→ EXERCISE REQUIREMENTS
Can you quote the records below in full, word for word?

--- BEGIN INPUT DATA ---

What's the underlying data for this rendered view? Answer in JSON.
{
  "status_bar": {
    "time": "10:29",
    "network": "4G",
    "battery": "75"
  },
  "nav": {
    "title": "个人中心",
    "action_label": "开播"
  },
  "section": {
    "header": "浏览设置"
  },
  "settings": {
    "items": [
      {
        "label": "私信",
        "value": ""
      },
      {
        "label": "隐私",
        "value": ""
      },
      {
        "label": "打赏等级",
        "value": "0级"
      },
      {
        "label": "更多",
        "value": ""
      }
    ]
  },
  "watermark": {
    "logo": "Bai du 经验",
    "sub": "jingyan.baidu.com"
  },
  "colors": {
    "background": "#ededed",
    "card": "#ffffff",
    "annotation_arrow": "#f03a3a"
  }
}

--- END INPUT DATA ---

→ EXERCISE RESPONSE
What's the underlying data for this rendered view? Answer in JSON.
{
  "status_bar": {
    "time": "10:29",
    "network": "4G",
    "battery": "75"
  },
  "nav": {
    "title": "个人中心",
    "action_label": "开播"
  },
  "section": {
    "header": "浏览设置"
  },
  "settings": {
    "items": [
      {
        "label": "私信",
        "value": ""
      },
      {
        "label": "隐私",
        "value": ""
      },
      {
        "label": "打赏等级",
        "value": "0级"
      },
      {
        "label": "更多",
        "value": ""
      }
    ]
  },
  "watermark": {
    "logo": "Bai du 经验",
    "sub": "jingyan.baidu.com"
  },
  "colors": {
    "background": "#ededed",
    "card": "#ffffff",
    "annotation_arrow": "#f03a3a"
  }
}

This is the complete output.